Passage given:
************
The foregoing description of the Purchase Agreement is not complete and is qualified in its entirety by reference to the Purchase Agreement, which is filed as Exhibit 2.1 hereto and is incorporated herein by reference.

 

Item 7.01

Regulation FD Disclosure.

On December 18, 2023, ZimVie issued a press release with an affiliate of H.I.G. Capital announcing the entry into the Purchase Agreement. A copy of the joint press release is furnished as Exhibit 99.1 hereto and is incorporated herein by reference.

Additionally, on December 18, 2023, ZimVie made available an investor presentation in connection with the announcement of the Transaction. A copy of the presentation is furnished as Exhibit 99.2 hereto and is incorporated herein by reference.

The information in Item 7.01 of this Current Report on Form 8-K, including Exhibits 99.1 and 99.2 attached hereto, is being furnished to the SEC and shall not be deemed “filed” for purposes of Section 18 of the Securities Exchange Act of 1934, as amended (the “Exchange Act”), or otherwise subject to the liabilities of that section. This information shall not be deemed to be incorporated by reference in any filing under the Securities Act of 1933, as amended, or the Exchange Act, except as shall be expressly set forth by specific reference in such a filing.
************
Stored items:

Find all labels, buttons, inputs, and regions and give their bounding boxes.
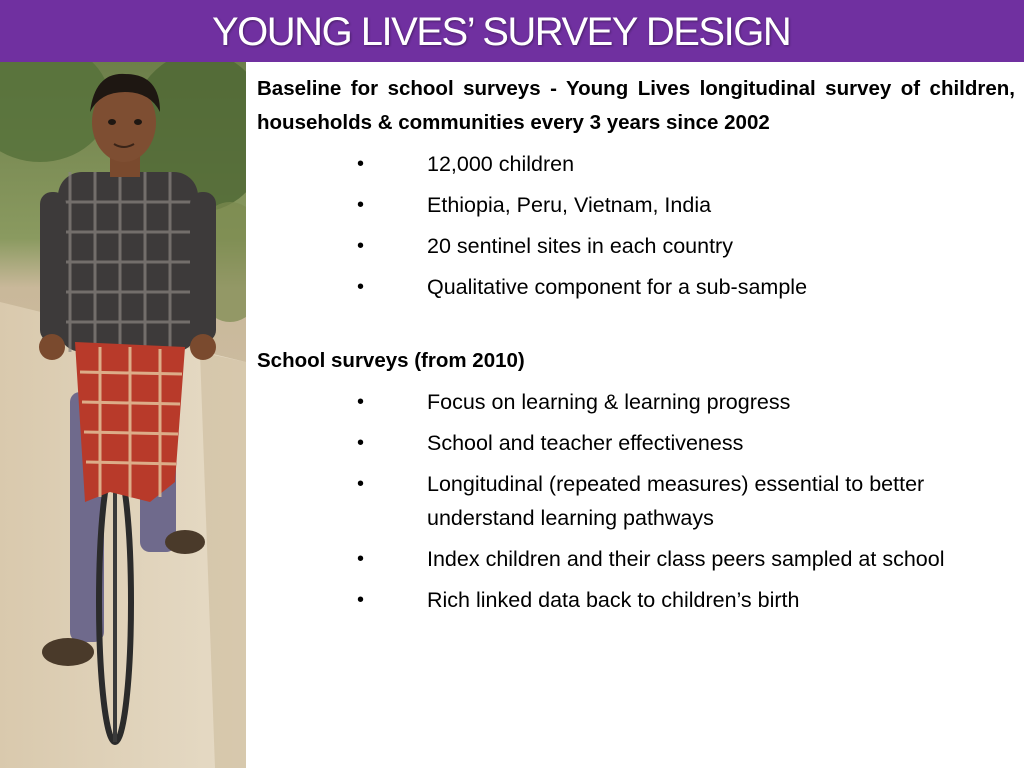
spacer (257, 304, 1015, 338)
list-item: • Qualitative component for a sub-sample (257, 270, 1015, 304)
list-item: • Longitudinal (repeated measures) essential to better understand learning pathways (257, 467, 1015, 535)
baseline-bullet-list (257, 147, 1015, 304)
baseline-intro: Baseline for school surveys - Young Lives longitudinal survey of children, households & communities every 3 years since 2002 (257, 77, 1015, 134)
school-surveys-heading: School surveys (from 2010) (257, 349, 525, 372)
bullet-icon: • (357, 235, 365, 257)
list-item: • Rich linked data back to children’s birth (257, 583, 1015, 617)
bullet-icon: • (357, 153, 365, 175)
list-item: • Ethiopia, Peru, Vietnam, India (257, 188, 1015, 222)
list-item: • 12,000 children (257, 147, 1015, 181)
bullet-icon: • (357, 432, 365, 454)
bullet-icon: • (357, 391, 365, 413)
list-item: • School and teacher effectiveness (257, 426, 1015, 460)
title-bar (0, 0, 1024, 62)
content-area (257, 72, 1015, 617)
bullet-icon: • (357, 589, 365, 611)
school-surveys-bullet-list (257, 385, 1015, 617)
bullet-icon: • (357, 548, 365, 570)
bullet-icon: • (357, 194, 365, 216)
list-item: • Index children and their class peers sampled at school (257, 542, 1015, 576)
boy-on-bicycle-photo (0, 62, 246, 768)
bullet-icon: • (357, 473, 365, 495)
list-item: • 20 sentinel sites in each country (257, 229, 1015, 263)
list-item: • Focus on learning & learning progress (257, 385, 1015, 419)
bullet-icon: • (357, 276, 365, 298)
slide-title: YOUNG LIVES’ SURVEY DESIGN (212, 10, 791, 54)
************
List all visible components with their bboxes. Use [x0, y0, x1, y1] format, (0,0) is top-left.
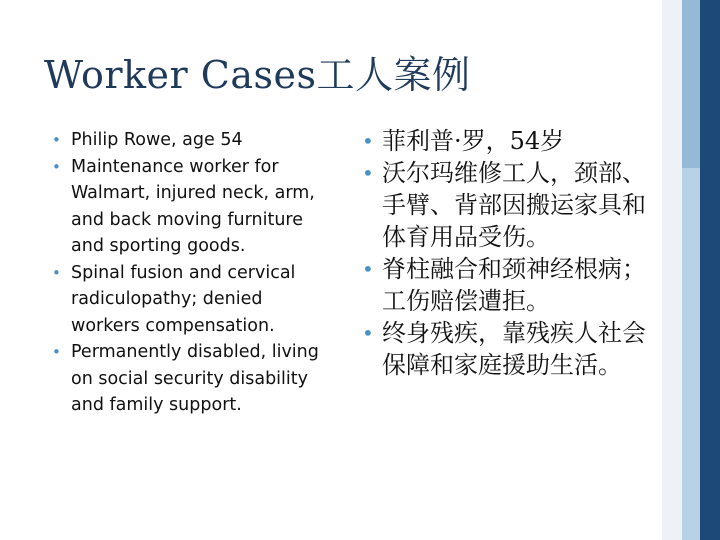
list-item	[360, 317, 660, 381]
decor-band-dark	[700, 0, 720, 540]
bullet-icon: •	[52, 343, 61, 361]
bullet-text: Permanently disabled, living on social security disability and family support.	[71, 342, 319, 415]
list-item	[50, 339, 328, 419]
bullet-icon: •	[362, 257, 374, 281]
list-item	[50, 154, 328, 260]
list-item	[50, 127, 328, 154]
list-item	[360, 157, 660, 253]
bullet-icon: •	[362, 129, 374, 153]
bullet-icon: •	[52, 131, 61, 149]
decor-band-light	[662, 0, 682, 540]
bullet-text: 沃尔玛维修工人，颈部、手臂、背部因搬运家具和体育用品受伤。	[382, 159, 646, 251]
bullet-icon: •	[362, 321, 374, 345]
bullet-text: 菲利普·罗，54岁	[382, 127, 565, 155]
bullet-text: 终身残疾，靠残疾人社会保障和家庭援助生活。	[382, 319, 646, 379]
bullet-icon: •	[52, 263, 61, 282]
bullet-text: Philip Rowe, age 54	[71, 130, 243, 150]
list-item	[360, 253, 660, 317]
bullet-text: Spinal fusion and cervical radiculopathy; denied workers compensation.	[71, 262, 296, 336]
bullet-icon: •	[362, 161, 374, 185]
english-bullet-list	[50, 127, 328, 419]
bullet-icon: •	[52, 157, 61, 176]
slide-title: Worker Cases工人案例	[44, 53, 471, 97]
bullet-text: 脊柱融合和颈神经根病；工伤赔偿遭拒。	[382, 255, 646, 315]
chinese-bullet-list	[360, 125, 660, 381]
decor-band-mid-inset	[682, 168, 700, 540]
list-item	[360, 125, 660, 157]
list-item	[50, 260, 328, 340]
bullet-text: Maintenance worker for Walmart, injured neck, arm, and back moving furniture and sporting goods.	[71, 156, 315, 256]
************
Task objective: Print the Form 8-K excerpt word for word from "The foregoing description" to "2.1 hereto and is incorporated herein by reference.".

Exercise response:
The foregoing description of the Purchase Agreement is not complete and is qualified in its entirety by reference to the Purchase Agreement, which is filed as Exhibit 2.1 hereto and is incorporated herein by reference.